> _WHAT IS ASKED_
Give the data again exactly as written, skipping any pictures.

[Records from a collection]
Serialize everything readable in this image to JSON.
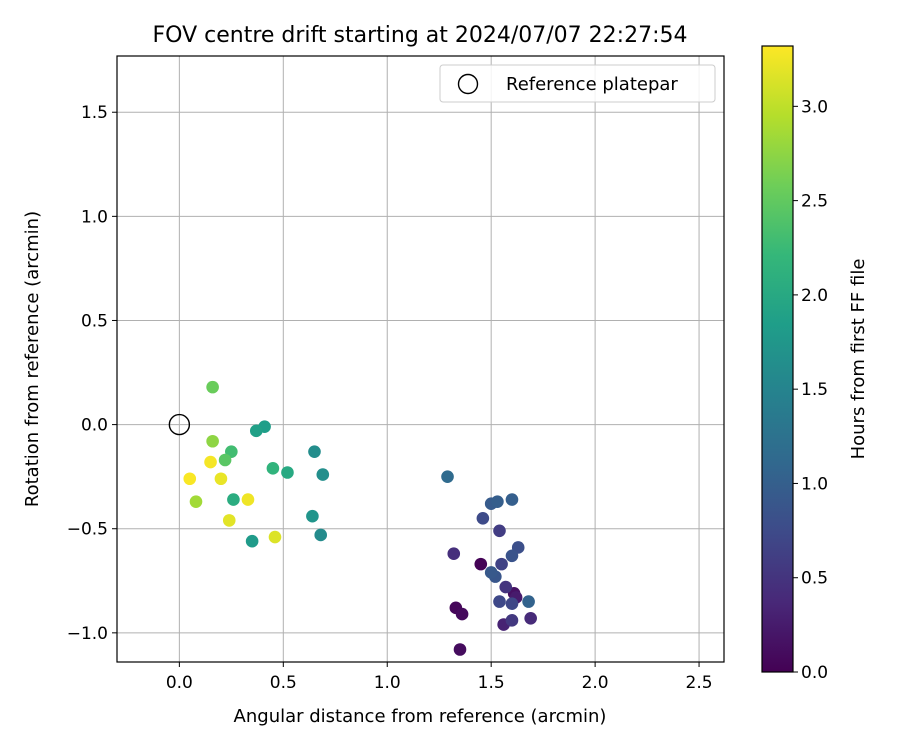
{
  "chart_data": {
    "type": "scatter",
    "title": "FOV centre drift starting at 2024/07/07 22:27:54",
    "xlabel": "Angular distance from reference (arcmin)",
    "ylabel": "Rotation from reference (arcmin)",
    "xlim": [
      -0.3,
      2.62
    ],
    "ylim": [
      -1.14,
      1.77
    ],
    "xticks": [
      0.0,
      0.5,
      1.0,
      1.5,
      2.0,
      2.5
    ],
    "yticks": [
      -1.0,
      -0.5,
      0.0,
      0.5,
      1.0,
      1.5
    ],
    "grid": true,
    "legend": {
      "placement": "top-right",
      "entries": [
        "Reference platepar"
      ]
    },
    "reference_point": {
      "label": "Reference platepar",
      "x": 0.0,
      "y": 0.0
    },
    "colorbar": {
      "label": "Hours from first FF file",
      "colormap": "viridis",
      "range": [
        0.0,
        3.32
      ],
      "ticks": [
        0.0,
        0.5,
        1.0,
        1.5,
        2.0,
        2.5,
        3.0
      ]
    },
    "points": [
      {
        "x": 1.45,
        "y": -0.67,
        "c": 0.02
      },
      {
        "x": 1.33,
        "y": -0.88,
        "c": 0.05
      },
      {
        "x": 1.36,
        "y": -0.91,
        "c": 0.08
      },
      {
        "x": 1.35,
        "y": -1.08,
        "c": 0.1
      },
      {
        "x": 1.61,
        "y": -0.81,
        "c": 0.15
      },
      {
        "x": 1.62,
        "y": -0.83,
        "c": 0.25
      },
      {
        "x": 1.56,
        "y": -0.96,
        "c": 0.32
      },
      {
        "x": 1.69,
        "y": -0.93,
        "c": 0.4
      },
      {
        "x": 1.32,
        "y": -0.62,
        "c": 0.45
      },
      {
        "x": 1.57,
        "y": -0.78,
        "c": 0.5
      },
      {
        "x": 1.6,
        "y": -0.94,
        "c": 0.55
      },
      {
        "x": 1.54,
        "y": -0.51,
        "c": 0.6
      },
      {
        "x": 1.55,
        "y": -0.67,
        "c": 0.65
      },
      {
        "x": 1.6,
        "y": -0.86,
        "c": 0.7
      },
      {
        "x": 1.54,
        "y": -0.85,
        "c": 0.72
      },
      {
        "x": 1.46,
        "y": -0.45,
        "c": 0.75
      },
      {
        "x": 1.63,
        "y": -0.59,
        "c": 0.8
      },
      {
        "x": 1.6,
        "y": -0.63,
        "c": 0.85
      },
      {
        "x": 1.52,
        "y": -0.73,
        "c": 0.88
      },
      {
        "x": 1.5,
        "y": -0.71,
        "c": 0.92
      },
      {
        "x": 1.5,
        "y": -0.38,
        "c": 0.95
      },
      {
        "x": 1.53,
        "y": -0.37,
        "c": 0.98
      },
      {
        "x": 1.6,
        "y": -0.36,
        "c": 1.0
      },
      {
        "x": 1.68,
        "y": -0.85,
        "c": 1.05
      },
      {
        "x": 1.29,
        "y": -0.25,
        "c": 1.15
      },
      {
        "x": 0.68,
        "y": -0.53,
        "c": 1.6
      },
      {
        "x": 0.65,
        "y": -0.13,
        "c": 1.62
      },
      {
        "x": 0.69,
        "y": -0.24,
        "c": 1.65
      },
      {
        "x": 0.64,
        "y": -0.44,
        "c": 1.72
      },
      {
        "x": 0.35,
        "y": -0.56,
        "c": 1.8
      },
      {
        "x": 0.41,
        "y": -0.01,
        "c": 1.85
      },
      {
        "x": 0.37,
        "y": -0.03,
        "c": 1.88
      },
      {
        "x": 0.52,
        "y": -0.23,
        "c": 2.0
      },
      {
        "x": 0.26,
        "y": -0.36,
        "c": 2.05
      },
      {
        "x": 0.45,
        "y": -0.21,
        "c": 2.15
      },
      {
        "x": 0.25,
        "y": -0.13,
        "c": 2.3
      },
      {
        "x": 0.22,
        "y": -0.17,
        "c": 2.45
      },
      {
        "x": 0.16,
        "y": 0.18,
        "c": 2.55
      },
      {
        "x": 0.16,
        "y": -0.08,
        "c": 2.75
      },
      {
        "x": 0.08,
        "y": -0.37,
        "c": 2.85
      },
      {
        "x": 0.46,
        "y": -0.54,
        "c": 3.15
      },
      {
        "x": 0.24,
        "y": -0.46,
        "c": 3.18
      },
      {
        "x": 0.2,
        "y": -0.26,
        "c": 3.22
      },
      {
        "x": 0.33,
        "y": -0.36,
        "c": 3.25
      },
      {
        "x": 0.15,
        "y": -0.18,
        "c": 3.28
      },
      {
        "x": 0.05,
        "y": -0.26,
        "c": 3.3
      }
    ]
  }
}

> _IN RESPONSE_
Serialize everything readable in this image to JSON.
{
  "chart_data": {
    "type": "scatter",
    "title": "FOV centre drift starting at 2024/07/07 22:27:54",
    "xlabel": "Angular distance from reference (arcmin)",
    "ylabel": "Rotation from reference (arcmin)",
    "xlim": [
      -0.3,
      2.62
    ],
    "ylim": [
      -1.14,
      1.77
    ],
    "xticks": [
      0.0,
      0.5,
      1.0,
      1.5,
      2.0,
      2.5
    ],
    "yticks": [
      -1.0,
      -0.5,
      0.0,
      0.5,
      1.0,
      1.5
    ],
    "grid": true,
    "legend": {
      "placement": "top-right",
      "entries": [
        "Reference platepar"
      ]
    },
    "reference_point": {
      "label": "Reference platepar",
      "x": 0.0,
      "y": 0.0
    },
    "colorbar": {
      "label": "Hours from first FF file",
      "colormap": "viridis",
      "range": [
        0.0,
        3.32
      ],
      "ticks": [
        0.0,
        0.5,
        1.0,
        1.5,
        2.0,
        2.5,
        3.0
      ]
    },
    "points": [
      {
        "x": 1.45,
        "y": -0.67,
        "c": 0.02
      },
      {
        "x": 1.33,
        "y": -0.88,
        "c": 0.05
      },
      {
        "x": 1.36,
        "y": -0.91,
        "c": 0.08
      },
      {
        "x": 1.35,
        "y": -1.08,
        "c": 0.1
      },
      {
        "x": 1.61,
        "y": -0.81,
        "c": 0.15
      },
      {
        "x": 1.62,
        "y": -0.83,
        "c": 0.25
      },
      {
        "x": 1.56,
        "y": -0.96,
        "c": 0.32
      },
      {
        "x": 1.69,
        "y": -0.93,
        "c": 0.4
      },
      {
        "x": 1.32,
        "y": -0.62,
        "c": 0.45
      },
      {
        "x": 1.57,
        "y": -0.78,
        "c": 0.5
      },
      {
        "x": 1.6,
        "y": -0.94,
        "c": 0.55
      },
      {
        "x": 1.54,
        "y": -0.51,
        "c": 0.6
      },
      {
        "x": 1.55,
        "y": -0.67,
        "c": 0.65
      },
      {
        "x": 1.6,
        "y": -0.86,
        "c": 0.7
      },
      {
        "x": 1.54,
        "y": -0.85,
        "c": 0.72
      },
      {
        "x": 1.46,
        "y": -0.45,
        "c": 0.75
      },
      {
        "x": 1.63,
        "y": -0.59,
        "c": 0.8
      },
      {
        "x": 1.6,
        "y": -0.63,
        "c": 0.85
      },
      {
        "x": 1.52,
        "y": -0.73,
        "c": 0.88
      },
      {
        "x": 1.5,
        "y": -0.71,
        "c": 0.92
      },
      {
        "x": 1.5,
        "y": -0.38,
        "c": 0.95
      },
      {
        "x": 1.53,
        "y": -0.37,
        "c": 0.98
      },
      {
        "x": 1.6,
        "y": -0.36,
        "c": 1.0
      },
      {
        "x": 1.68,
        "y": -0.85,
        "c": 1.05
      },
      {
        "x": 1.29,
        "y": -0.25,
        "c": 1.15
      },
      {
        "x": 0.68,
        "y": -0.53,
        "c": 1.6
      },
      {
        "x": 0.65,
        "y": -0.13,
        "c": 1.62
      },
      {
        "x": 0.69,
        "y": -0.24,
        "c": 1.65
      },
      {
        "x": 0.64,
        "y": -0.44,
        "c": 1.72
      },
      {
        "x": 0.35,
        "y": -0.56,
        "c": 1.8
      },
      {
        "x": 0.41,
        "y": -0.01,
        "c": 1.85
      },
      {
        "x": 0.37,
        "y": -0.03,
        "c": 1.88
      },
      {
        "x": 0.52,
        "y": -0.23,
        "c": 2.0
      },
      {
        "x": 0.26,
        "y": -0.36,
        "c": 2.05
      },
      {
        "x": 0.45,
        "y": -0.21,
        "c": 2.15
      },
      {
        "x": 0.25,
        "y": -0.13,
        "c": 2.3
      },
      {
        "x": 0.22,
        "y": -0.17,
        "c": 2.45
      },
      {
        "x": 0.16,
        "y": 0.18,
        "c": 2.55
      },
      {
        "x": 0.16,
        "y": -0.08,
        "c": 2.75
      },
      {
        "x": 0.08,
        "y": -0.37,
        "c": 2.85
      },
      {
        "x": 0.46,
        "y": -0.54,
        "c": 3.15
      },
      {
        "x": 0.24,
        "y": -0.46,
        "c": 3.18
      },
      {
        "x": 0.2,
        "y": -0.26,
        "c": 3.22
      },
      {
        "x": 0.33,
        "y": -0.36,
        "c": 3.25
      },
      {
        "x": 0.15,
        "y": -0.18,
        "c": 3.28
      },
      {
        "x": 0.05,
        "y": -0.26,
        "c": 3.3
      }
    ]
  }
}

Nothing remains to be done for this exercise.